**YOUR INSTRUCTIONS**
Without altering anything, output the material below.
---- PROVIDED DATA
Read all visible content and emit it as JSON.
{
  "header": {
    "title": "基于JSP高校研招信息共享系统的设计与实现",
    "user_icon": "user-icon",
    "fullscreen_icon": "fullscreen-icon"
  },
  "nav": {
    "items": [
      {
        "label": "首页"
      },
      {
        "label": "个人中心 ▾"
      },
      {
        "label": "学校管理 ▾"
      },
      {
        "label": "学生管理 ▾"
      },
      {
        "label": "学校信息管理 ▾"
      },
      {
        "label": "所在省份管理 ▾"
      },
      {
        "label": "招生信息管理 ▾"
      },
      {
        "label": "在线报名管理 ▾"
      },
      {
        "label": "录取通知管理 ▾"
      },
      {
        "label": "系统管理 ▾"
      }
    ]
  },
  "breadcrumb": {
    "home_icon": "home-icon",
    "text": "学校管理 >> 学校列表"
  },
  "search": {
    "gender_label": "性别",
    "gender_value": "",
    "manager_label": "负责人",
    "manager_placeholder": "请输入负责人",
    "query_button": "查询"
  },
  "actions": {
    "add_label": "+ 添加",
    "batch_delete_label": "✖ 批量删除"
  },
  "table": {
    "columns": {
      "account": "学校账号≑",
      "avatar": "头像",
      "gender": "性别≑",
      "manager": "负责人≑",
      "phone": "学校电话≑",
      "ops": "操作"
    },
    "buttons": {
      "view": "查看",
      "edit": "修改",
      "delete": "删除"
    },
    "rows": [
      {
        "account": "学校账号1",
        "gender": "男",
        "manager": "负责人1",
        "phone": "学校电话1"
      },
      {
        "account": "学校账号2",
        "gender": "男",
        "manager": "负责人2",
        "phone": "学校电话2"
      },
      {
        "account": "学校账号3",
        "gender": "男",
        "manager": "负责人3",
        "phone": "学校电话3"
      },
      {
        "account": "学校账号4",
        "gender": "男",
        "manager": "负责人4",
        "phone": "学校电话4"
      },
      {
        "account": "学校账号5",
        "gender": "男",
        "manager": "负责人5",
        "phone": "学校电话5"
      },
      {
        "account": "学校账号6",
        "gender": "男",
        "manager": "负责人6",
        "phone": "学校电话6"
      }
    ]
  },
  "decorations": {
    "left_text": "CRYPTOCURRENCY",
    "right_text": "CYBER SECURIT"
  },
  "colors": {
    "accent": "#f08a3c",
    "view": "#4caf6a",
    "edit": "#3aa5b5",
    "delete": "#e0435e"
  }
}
--------
**SOLUTION TO THIS EXERCISE**
Read all visible content and emit it as JSON.
{
  "header": {
    "title": "基于JSP高校研招信息共享系统的设计与实现",
    "user_icon": "user-icon",
    "fullscreen_icon": "fullscreen-icon"
  },
  "nav": {
    "items": [
      {
        "label": "首页"
      },
      {
        "label": "个人中心 ▾"
      },
      {
        "label": "学校管理 ▾"
      },
      {
        "label": "学生管理 ▾"
      },
      {
        "label": "学校信息管理 ▾"
      },
      {
        "label": "所在省份管理 ▾"
      },
      {
        "label": "招生信息管理 ▾"
      },
      {
        "label": "在线报名管理 ▾"
      },
      {
        "label": "录取通知管理 ▾"
      },
      {
        "label": "系统管理 ▾"
      }
    ]
  },
  "breadcrumb": {
    "home_icon": "home-icon",
    "text": "学校管理 >> 学校列表"
  },
  "search": {
    "gender_label": "性别",
    "gender_value": "",
    "manager_label": "负责人",
    "manager_placeholder": "请输入负责人",
    "query_button": "查询"
  },
  "actions": {
    "add_label": "+ 添加",
    "batch_delete_label": "✖ 批量删除"
  },
  "table": {
    "columns": {
      "account": "学校账号≑",
      "avatar": "头像",
      "gender": "性别≑",
      "manager": "负责人≑",
      "phone": "学校电话≑",
      "ops": "操作"
    },
    "buttons": {
      "view": "查看",
      "edit": "修改",
      "delete": "删除"
    },
    "rows": [
      {
        "account": "学校账号1",
        "gender": "男",
        "manager": "负责人1",
        "phone": "学校电话1"
      },
      {
        "account": "学校账号2",
        "gender": "男",
        "manager": "负责人2",
        "phone": "学校电话2"
      },
      {
        "account": "学校账号3",
        "gender": "男",
        "manager": "负责人3",
        "phone": "学校电话3"
      },
      {
        "account": "学校账号4",
        "gender": "男",
        "manager": "负责人4",
        "phone": "学校电话4"
      },
      {
        "account": "学校账号5",
        "gender": "男",
        "manager": "负责人5",
        "phone": "学校电话5"
      },
      {
        "account": "学校账号6",
        "gender": "男",
        "manager": "负责人6",
        "phone": "学校电话6"
      }
    ]
  },
  "decorations": {
    "left_text": "CRYPTOCURRENCY",
    "right_text": "CYBER SECURIT"
  },
  "colors": {
    "accent": "#f08a3c",
    "view": "#4caf6a",
    "edit": "#3aa5b5",
    "delete": "#e0435e"
  }
}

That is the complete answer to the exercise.